> _Exercise brief_: Tally how many lines include "утверждены". The number is the whole answer.
━━━
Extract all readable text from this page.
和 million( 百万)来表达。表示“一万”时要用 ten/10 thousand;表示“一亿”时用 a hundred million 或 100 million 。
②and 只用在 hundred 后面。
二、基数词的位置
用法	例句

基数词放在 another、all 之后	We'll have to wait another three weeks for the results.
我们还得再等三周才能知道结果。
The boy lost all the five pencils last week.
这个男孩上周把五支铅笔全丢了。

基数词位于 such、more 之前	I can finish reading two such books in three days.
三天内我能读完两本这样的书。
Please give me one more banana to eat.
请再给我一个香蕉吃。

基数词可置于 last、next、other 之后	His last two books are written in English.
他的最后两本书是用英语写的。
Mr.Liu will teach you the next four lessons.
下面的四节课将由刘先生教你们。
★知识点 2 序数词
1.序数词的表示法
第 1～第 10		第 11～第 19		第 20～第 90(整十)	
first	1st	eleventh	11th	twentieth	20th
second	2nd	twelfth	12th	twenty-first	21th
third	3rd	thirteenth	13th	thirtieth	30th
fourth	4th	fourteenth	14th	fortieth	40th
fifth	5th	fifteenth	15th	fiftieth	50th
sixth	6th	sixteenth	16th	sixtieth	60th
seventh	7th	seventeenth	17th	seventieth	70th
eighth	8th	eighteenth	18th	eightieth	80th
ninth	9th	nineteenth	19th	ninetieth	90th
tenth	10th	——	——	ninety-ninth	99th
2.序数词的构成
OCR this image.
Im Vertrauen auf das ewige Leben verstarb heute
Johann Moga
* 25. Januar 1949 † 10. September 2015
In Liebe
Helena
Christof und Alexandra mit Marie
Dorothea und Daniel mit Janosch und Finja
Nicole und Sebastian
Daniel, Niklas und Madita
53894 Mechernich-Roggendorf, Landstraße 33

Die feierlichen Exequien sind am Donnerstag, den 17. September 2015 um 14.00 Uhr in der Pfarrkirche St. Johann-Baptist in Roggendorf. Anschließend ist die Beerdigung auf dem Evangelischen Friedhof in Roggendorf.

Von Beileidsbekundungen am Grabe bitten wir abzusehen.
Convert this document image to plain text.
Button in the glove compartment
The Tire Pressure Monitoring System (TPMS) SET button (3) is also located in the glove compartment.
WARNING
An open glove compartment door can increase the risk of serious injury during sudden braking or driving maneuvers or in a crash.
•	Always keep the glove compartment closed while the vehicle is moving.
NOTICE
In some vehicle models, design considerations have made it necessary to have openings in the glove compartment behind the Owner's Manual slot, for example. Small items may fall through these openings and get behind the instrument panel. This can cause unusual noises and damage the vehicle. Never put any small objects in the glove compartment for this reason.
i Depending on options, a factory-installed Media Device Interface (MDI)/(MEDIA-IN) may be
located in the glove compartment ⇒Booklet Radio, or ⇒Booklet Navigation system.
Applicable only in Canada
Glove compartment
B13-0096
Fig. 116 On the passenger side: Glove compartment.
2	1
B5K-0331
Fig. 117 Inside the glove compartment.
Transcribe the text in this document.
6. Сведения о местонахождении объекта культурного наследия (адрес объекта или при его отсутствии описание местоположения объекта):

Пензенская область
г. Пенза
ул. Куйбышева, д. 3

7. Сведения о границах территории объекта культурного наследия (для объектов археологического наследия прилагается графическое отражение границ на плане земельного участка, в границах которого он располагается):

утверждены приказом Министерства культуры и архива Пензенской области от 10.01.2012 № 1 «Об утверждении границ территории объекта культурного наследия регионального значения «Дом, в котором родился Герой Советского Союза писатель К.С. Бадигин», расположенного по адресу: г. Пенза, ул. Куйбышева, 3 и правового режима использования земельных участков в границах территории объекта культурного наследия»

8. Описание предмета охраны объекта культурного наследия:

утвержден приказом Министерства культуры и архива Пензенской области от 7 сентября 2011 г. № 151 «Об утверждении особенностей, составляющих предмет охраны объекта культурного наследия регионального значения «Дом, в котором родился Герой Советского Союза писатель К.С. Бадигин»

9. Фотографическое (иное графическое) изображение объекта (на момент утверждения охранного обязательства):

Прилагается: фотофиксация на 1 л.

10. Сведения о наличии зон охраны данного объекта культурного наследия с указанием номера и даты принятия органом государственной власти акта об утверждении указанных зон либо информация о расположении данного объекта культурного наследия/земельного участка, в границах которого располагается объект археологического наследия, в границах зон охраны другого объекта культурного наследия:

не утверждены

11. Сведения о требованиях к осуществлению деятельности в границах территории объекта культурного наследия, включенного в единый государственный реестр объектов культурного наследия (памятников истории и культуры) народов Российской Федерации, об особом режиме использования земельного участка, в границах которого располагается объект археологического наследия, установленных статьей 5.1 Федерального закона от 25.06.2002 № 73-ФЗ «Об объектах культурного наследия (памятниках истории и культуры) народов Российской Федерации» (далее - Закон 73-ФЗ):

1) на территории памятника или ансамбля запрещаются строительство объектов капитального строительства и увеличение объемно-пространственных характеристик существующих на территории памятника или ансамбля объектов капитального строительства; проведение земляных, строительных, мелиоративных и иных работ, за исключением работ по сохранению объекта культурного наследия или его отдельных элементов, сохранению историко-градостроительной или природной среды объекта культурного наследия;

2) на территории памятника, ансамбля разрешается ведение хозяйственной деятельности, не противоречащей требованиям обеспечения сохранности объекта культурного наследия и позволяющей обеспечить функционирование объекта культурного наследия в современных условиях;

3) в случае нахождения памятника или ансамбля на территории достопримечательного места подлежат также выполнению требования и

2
━━━
> _Answer to the problem_: 2